(begin)

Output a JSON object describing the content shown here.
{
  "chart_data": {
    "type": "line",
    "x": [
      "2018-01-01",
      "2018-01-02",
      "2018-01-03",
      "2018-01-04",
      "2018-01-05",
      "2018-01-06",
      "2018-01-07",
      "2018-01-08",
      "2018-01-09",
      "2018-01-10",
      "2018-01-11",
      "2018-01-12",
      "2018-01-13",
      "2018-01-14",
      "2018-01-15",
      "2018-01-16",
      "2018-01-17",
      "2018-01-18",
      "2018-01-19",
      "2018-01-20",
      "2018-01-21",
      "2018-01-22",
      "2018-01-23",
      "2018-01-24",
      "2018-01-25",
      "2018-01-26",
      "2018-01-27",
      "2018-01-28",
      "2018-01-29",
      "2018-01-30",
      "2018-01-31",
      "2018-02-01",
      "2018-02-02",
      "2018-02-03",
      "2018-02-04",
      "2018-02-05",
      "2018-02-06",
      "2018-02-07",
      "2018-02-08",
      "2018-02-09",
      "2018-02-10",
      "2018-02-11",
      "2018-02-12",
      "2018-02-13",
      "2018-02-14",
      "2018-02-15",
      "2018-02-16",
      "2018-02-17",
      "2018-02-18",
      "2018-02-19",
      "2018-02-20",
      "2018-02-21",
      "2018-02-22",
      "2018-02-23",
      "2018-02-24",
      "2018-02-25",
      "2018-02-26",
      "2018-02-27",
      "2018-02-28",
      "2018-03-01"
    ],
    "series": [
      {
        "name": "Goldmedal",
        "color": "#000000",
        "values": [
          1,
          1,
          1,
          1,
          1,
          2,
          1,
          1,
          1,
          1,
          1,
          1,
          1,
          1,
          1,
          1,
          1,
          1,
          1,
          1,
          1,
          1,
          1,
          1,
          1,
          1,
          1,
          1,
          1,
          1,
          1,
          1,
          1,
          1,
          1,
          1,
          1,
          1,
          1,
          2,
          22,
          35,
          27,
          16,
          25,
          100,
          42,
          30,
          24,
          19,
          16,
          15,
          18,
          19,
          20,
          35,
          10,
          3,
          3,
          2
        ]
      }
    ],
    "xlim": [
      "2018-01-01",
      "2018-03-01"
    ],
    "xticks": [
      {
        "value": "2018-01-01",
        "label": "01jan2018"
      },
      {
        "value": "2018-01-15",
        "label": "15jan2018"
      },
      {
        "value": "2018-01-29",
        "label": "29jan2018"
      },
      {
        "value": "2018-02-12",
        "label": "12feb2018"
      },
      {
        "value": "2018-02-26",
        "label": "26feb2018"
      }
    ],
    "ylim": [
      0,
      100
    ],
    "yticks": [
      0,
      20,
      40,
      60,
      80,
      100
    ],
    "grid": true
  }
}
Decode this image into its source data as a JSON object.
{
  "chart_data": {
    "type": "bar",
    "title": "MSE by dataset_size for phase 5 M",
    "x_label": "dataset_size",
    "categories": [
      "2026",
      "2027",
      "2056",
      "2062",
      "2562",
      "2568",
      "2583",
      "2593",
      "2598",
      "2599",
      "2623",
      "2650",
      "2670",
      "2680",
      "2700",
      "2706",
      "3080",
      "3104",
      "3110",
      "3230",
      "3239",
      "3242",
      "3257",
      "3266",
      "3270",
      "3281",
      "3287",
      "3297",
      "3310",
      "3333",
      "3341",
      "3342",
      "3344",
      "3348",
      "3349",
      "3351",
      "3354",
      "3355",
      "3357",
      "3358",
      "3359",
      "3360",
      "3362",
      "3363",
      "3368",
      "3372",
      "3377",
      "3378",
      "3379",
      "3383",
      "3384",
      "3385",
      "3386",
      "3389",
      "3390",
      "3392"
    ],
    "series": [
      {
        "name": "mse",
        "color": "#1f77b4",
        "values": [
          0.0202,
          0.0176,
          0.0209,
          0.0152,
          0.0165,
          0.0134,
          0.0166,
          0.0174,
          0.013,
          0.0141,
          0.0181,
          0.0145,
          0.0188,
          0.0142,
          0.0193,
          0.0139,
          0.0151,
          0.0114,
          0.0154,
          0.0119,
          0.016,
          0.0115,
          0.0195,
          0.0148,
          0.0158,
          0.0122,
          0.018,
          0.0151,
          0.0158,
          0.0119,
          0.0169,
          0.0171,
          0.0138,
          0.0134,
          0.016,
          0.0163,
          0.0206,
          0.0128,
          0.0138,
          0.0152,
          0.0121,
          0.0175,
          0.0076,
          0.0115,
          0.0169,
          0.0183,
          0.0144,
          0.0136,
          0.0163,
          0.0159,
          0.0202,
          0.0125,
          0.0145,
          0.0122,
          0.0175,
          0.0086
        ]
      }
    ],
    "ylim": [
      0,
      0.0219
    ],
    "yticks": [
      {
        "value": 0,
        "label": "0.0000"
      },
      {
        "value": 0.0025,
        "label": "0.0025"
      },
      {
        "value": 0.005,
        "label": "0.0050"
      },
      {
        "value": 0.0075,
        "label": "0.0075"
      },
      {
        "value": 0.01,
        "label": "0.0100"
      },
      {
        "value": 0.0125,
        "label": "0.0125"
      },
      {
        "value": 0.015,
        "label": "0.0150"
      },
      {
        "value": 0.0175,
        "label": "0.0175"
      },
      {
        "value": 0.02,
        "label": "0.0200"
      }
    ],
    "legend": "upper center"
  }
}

(end)

Show every line in the entries where the string "object" occurs.

Output a JSON object describing the content shown here.
Decode this image into its source data as a JSON object.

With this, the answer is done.